Repeat verbatim each line from the line with "Decode this image" to the end of the entries. Pictures do not belong in the copy.
## begin Records to process
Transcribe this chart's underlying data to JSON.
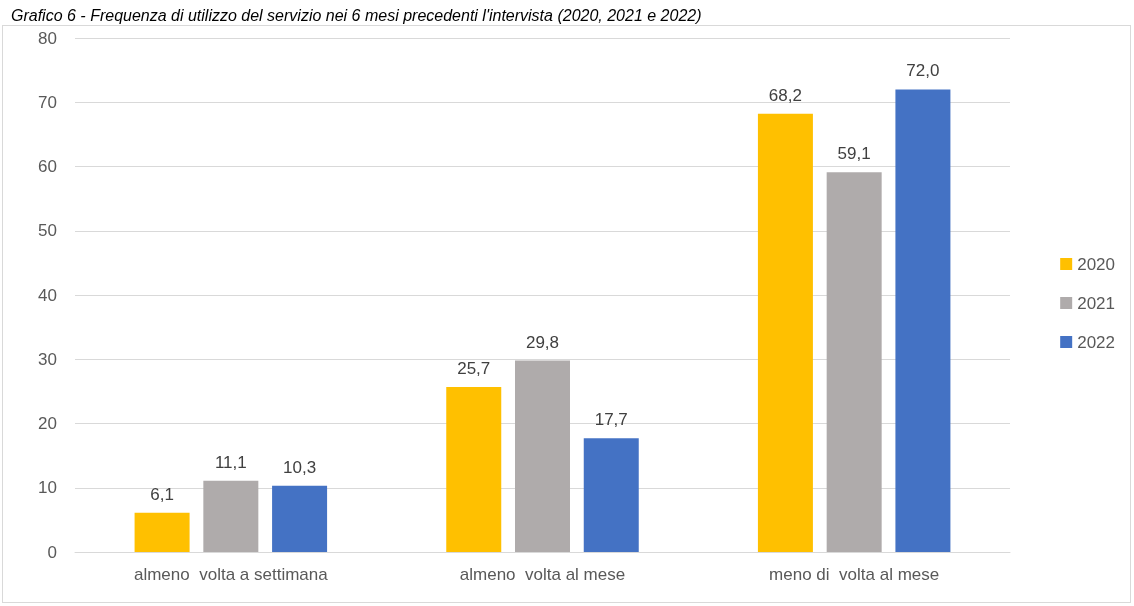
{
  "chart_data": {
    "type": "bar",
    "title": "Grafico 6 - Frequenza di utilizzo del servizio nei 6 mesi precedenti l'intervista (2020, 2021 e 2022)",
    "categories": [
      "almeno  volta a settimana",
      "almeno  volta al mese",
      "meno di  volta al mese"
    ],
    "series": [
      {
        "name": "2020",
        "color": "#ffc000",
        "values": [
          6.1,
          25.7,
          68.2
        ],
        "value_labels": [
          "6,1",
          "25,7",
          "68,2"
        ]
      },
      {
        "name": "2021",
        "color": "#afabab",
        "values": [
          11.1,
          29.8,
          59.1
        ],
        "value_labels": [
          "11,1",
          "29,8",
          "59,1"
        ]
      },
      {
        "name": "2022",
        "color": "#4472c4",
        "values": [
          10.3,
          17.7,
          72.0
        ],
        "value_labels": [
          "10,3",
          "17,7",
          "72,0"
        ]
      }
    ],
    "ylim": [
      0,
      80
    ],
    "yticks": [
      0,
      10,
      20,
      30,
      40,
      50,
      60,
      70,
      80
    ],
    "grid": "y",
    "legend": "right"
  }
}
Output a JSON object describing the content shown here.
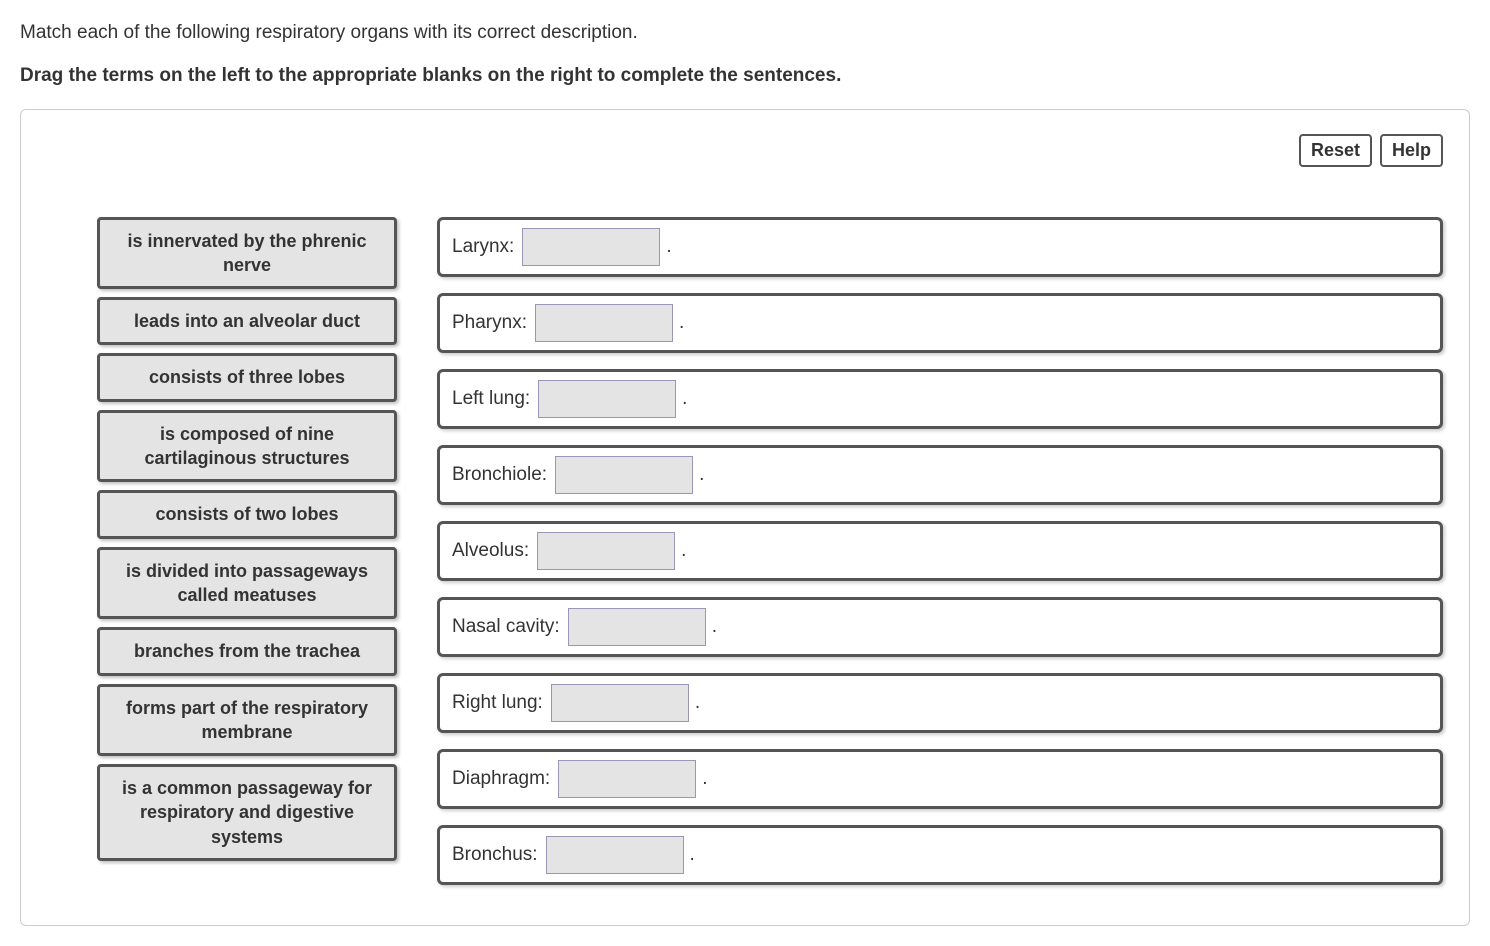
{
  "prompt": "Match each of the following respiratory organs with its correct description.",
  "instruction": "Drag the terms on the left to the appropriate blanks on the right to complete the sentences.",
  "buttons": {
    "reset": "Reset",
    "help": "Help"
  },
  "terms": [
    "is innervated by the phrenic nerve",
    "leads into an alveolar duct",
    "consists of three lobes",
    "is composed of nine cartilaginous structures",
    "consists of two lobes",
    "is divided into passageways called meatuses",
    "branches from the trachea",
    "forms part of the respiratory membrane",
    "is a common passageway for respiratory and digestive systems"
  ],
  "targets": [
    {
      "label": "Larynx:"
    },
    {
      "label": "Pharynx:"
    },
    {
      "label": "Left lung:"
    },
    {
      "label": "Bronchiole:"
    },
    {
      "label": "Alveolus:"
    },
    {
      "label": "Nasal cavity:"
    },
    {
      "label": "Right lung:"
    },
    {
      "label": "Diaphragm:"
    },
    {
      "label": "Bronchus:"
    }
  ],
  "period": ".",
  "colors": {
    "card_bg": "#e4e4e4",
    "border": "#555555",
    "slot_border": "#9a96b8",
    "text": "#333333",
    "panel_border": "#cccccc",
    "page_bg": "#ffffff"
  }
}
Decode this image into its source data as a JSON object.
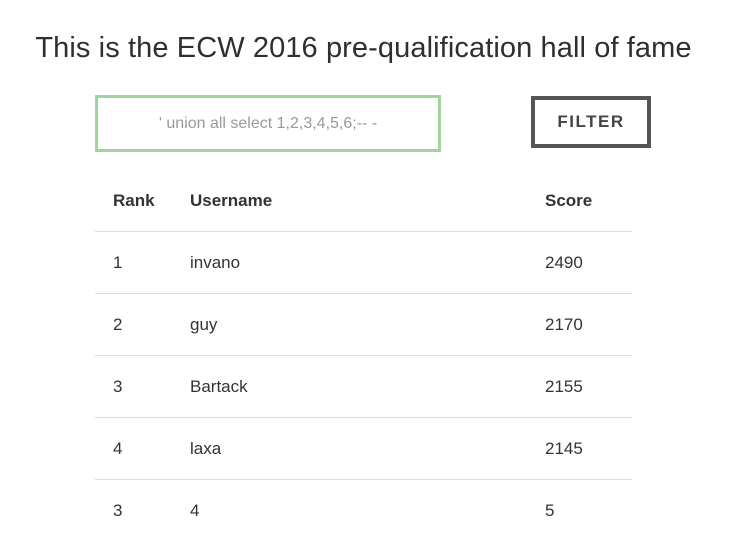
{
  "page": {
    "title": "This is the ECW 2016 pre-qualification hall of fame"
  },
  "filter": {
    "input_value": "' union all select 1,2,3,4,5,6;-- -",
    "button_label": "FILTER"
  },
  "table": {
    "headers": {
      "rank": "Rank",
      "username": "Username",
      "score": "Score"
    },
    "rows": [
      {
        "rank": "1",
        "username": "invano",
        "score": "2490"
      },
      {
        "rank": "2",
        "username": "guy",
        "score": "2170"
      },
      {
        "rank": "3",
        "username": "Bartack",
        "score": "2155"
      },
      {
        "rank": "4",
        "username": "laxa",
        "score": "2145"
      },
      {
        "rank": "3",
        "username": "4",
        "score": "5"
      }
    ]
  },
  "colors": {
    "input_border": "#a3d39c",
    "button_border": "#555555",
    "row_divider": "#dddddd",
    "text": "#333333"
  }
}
## end Records to process
Correct response -
Decode this image into its source data as a JSON object.
{
  "page": {
    "title": "This is the ECW 2016 pre-qualification hall of fame"
  },
  "filter": {
    "input_value": "' union all select 1,2,3,4,5,6;-- -",
    "button_label": "FILTER"
  },
  "table": {
    "headers": {
      "rank": "Rank",
      "username": "Username",
      "score": "Score"
    },
    "rows": [
      {
        "rank": "1",
        "username": "invano",
        "score": "2490"
      },
      {
        "rank": "2",
        "username": "guy",
        "score": "2170"
      },
      {
        "rank": "3",
        "username": "Bartack",
        "score": "2155"
      },
      {
        "rank": "4",
        "username": "laxa",
        "score": "2145"
      },
      {
        "rank": "3",
        "username": "4",
        "score": "5"
      }
    ]
  },
  "colors": {
    "input_border": "#a3d39c",
    "button_border": "#555555",
    "row_divider": "#dddddd",
    "text": "#333333"
  }
}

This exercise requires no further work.